Figure data in JSON
## START
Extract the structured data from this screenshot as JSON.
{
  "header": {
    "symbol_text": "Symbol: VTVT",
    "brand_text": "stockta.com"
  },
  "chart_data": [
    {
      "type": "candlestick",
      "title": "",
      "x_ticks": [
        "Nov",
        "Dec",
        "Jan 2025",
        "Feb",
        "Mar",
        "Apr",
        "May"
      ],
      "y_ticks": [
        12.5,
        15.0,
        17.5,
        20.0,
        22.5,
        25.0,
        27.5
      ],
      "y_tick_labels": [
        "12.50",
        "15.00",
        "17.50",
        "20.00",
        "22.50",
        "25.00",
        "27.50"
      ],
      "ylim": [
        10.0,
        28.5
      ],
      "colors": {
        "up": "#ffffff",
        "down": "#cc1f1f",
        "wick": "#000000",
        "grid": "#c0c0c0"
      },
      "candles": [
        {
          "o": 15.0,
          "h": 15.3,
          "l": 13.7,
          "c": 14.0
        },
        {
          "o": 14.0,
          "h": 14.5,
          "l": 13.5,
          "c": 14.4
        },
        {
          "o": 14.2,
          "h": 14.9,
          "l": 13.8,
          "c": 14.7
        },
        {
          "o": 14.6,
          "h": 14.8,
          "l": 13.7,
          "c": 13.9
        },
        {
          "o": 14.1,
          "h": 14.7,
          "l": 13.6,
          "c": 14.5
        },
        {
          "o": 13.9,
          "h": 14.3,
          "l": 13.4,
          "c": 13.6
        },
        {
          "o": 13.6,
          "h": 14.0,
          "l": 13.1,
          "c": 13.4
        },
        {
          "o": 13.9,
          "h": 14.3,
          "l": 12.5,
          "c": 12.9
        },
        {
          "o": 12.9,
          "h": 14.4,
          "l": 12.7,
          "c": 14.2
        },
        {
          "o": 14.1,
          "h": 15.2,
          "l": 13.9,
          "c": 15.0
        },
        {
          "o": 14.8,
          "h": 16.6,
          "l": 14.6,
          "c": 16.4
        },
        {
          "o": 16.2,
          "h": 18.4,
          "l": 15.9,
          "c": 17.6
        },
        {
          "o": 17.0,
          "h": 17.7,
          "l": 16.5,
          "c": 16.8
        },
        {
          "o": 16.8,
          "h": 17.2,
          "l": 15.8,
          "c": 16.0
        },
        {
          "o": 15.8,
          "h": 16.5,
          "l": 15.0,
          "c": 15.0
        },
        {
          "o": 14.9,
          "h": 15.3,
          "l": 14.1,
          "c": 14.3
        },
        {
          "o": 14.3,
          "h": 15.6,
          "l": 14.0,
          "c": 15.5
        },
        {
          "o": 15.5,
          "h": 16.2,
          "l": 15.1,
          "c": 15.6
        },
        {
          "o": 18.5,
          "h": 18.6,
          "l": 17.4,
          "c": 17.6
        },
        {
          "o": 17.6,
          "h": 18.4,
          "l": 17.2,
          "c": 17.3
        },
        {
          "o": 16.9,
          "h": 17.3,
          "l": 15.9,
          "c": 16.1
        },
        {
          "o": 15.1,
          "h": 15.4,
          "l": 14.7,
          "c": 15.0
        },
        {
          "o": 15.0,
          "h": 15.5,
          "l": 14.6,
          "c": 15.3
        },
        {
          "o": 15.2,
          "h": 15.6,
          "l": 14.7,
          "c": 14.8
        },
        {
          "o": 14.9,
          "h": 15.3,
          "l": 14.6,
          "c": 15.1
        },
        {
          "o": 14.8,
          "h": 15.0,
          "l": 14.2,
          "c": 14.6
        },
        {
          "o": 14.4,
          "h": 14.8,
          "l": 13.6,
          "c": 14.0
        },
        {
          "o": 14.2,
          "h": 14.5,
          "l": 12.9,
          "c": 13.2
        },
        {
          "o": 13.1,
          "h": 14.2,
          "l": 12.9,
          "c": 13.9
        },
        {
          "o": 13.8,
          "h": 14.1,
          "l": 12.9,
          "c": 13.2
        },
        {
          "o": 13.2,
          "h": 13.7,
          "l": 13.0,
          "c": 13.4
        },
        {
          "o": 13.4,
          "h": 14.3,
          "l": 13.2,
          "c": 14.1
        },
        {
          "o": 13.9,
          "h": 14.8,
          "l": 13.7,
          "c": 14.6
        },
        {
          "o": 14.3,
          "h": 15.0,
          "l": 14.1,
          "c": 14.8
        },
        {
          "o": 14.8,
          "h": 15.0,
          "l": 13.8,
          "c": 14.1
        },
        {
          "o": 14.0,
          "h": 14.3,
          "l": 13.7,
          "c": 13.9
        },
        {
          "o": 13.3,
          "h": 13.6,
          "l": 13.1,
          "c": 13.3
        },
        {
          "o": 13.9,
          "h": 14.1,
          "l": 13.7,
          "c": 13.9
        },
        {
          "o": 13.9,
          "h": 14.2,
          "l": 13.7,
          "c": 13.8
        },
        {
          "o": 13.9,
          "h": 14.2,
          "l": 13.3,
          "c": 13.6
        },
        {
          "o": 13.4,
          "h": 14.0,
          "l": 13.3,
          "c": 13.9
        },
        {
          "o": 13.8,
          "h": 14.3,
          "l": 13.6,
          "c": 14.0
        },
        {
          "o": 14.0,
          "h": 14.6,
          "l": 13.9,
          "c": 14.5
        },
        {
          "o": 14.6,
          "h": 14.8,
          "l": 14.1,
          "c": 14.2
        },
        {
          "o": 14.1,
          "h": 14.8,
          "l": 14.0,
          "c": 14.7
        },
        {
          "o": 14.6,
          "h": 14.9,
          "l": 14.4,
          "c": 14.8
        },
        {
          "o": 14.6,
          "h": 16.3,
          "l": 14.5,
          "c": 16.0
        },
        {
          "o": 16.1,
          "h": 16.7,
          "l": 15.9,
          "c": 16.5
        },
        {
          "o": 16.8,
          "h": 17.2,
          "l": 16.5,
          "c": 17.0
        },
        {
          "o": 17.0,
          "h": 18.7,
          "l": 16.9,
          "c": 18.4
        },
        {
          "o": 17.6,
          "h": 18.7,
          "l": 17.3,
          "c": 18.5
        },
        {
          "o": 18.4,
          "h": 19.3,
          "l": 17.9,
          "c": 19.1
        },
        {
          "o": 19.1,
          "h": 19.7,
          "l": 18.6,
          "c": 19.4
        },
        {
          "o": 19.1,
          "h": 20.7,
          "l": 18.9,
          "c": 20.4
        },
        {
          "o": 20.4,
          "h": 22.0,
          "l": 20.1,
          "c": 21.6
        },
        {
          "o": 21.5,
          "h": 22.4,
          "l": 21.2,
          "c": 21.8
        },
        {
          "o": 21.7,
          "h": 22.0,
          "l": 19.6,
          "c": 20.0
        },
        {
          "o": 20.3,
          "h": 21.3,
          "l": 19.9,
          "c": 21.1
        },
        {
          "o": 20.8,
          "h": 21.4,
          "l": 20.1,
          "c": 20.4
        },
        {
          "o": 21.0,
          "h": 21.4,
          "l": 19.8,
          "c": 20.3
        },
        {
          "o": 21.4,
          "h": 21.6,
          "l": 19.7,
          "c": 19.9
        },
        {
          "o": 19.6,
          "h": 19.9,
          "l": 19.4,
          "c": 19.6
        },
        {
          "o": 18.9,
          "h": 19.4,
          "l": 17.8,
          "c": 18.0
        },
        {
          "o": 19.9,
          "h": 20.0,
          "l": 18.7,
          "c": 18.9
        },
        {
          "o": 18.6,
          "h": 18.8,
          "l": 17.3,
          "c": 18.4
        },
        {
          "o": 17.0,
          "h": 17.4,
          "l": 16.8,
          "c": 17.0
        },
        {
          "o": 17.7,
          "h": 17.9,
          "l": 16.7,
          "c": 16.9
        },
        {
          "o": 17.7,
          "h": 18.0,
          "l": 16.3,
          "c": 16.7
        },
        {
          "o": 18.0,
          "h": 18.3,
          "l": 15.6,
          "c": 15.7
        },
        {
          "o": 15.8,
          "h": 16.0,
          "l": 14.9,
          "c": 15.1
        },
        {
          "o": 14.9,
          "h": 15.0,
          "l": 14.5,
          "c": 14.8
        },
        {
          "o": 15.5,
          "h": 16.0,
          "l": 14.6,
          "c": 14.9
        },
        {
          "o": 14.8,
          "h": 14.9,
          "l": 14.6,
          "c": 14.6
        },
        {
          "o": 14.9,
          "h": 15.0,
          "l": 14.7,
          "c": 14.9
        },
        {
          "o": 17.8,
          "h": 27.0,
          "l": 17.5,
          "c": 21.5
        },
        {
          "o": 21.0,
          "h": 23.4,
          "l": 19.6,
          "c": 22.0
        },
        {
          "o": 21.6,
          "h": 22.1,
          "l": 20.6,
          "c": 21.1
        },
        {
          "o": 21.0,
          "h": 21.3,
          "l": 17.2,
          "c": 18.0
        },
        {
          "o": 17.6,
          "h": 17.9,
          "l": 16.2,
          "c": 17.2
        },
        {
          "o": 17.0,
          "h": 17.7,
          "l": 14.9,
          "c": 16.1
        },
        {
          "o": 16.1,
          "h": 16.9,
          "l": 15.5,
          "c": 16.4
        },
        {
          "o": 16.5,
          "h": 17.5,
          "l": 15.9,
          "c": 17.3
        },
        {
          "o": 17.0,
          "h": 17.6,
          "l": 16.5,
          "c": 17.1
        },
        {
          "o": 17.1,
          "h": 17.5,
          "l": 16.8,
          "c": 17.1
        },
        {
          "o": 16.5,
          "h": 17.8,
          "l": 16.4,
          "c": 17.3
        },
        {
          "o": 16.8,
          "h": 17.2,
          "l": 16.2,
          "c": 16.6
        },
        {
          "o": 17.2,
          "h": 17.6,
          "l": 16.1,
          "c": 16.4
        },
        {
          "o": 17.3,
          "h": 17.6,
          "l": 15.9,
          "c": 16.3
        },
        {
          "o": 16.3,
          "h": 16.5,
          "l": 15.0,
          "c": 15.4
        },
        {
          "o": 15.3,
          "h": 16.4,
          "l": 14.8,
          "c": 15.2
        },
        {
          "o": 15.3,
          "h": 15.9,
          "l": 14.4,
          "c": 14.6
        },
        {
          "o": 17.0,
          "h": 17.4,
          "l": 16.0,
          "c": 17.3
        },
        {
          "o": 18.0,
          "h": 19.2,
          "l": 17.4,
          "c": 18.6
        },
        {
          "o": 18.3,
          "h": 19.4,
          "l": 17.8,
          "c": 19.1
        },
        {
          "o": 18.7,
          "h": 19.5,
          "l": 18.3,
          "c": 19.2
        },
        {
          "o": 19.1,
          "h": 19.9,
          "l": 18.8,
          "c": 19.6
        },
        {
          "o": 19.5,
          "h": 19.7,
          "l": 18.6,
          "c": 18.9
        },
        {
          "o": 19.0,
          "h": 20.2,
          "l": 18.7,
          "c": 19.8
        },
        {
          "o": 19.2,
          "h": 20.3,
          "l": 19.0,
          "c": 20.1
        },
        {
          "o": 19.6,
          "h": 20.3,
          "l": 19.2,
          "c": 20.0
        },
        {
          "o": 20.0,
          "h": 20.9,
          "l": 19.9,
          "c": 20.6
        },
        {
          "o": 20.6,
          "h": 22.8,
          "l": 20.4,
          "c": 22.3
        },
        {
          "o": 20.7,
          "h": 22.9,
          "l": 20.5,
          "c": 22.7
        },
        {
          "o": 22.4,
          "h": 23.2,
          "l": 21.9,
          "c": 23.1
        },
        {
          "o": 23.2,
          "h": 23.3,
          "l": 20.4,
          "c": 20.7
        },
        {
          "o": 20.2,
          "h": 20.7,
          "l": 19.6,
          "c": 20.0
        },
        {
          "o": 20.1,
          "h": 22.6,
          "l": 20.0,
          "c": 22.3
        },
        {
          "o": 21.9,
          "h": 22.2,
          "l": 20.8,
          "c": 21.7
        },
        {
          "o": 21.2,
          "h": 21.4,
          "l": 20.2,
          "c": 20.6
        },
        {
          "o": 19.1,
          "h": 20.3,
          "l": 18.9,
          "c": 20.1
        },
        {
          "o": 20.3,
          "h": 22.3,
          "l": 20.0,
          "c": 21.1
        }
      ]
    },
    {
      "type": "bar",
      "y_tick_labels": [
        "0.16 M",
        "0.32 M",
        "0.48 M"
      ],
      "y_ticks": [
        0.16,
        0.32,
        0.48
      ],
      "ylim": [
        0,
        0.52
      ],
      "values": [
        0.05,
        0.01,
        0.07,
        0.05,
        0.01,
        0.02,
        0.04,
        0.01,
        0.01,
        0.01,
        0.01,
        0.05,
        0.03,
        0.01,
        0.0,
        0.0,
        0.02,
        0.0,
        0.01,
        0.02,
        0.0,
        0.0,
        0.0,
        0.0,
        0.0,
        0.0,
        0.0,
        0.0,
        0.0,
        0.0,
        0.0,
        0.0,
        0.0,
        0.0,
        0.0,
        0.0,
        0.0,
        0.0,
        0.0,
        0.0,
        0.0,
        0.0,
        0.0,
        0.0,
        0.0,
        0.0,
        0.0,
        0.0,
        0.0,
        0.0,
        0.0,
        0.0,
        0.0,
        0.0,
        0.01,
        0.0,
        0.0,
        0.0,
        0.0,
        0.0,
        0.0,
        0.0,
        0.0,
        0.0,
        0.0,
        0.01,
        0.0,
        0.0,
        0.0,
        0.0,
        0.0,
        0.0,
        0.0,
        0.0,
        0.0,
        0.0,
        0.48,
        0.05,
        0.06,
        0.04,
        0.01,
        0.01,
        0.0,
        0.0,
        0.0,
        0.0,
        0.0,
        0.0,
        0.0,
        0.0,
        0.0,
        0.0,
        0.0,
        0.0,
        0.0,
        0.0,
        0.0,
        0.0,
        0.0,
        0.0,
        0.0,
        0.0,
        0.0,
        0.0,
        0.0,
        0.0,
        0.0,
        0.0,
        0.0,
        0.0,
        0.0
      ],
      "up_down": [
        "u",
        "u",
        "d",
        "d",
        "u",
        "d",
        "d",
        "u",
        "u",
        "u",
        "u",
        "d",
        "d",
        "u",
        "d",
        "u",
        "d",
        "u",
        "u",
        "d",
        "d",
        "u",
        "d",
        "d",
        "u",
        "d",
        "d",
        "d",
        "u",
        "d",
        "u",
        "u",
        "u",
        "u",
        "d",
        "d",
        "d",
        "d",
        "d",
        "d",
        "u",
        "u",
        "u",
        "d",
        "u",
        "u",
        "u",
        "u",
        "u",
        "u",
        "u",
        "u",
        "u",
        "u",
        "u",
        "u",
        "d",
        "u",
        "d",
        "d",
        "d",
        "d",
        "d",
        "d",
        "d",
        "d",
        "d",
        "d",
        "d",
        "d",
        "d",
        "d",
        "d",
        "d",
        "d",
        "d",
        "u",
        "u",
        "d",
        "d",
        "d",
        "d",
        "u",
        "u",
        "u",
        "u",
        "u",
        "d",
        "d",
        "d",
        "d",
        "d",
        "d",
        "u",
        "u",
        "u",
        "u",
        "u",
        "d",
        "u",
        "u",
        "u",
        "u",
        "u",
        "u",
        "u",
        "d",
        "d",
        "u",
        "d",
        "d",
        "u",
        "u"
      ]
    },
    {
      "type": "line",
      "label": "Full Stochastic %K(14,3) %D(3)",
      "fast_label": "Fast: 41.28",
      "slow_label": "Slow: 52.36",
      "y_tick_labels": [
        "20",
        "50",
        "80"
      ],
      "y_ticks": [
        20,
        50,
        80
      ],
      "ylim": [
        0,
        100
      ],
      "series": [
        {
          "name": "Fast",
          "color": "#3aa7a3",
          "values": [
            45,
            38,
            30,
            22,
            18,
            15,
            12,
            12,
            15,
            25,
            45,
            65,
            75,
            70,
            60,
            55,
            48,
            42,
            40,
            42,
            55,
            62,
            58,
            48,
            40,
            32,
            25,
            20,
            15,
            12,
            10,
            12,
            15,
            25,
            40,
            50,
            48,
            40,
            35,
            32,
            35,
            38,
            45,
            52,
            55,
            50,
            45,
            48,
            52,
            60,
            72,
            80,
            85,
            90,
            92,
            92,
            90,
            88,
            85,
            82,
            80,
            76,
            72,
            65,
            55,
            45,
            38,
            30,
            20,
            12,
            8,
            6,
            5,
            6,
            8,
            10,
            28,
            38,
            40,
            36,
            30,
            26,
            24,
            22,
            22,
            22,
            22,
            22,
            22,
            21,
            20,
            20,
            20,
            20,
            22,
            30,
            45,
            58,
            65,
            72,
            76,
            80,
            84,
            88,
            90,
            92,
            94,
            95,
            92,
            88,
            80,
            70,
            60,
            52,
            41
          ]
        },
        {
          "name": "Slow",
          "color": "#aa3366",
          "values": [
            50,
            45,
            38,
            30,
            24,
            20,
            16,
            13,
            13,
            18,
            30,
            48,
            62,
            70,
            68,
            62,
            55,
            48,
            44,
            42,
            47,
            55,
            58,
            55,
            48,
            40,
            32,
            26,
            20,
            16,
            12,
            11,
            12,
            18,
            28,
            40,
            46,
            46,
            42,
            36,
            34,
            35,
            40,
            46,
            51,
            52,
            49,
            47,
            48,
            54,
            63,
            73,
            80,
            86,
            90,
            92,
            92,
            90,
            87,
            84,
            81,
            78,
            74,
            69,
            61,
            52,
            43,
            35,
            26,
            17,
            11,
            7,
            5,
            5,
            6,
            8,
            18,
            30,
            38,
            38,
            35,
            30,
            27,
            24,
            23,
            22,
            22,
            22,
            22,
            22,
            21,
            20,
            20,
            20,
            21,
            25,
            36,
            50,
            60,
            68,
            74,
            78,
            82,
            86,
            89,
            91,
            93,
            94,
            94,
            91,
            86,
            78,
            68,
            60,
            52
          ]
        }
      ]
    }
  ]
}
## END
PROBLEM DESCRIPTION: Find every line in the listing that holds the string "type", then say how many there are as a bare number.

FULL ANSWER: 3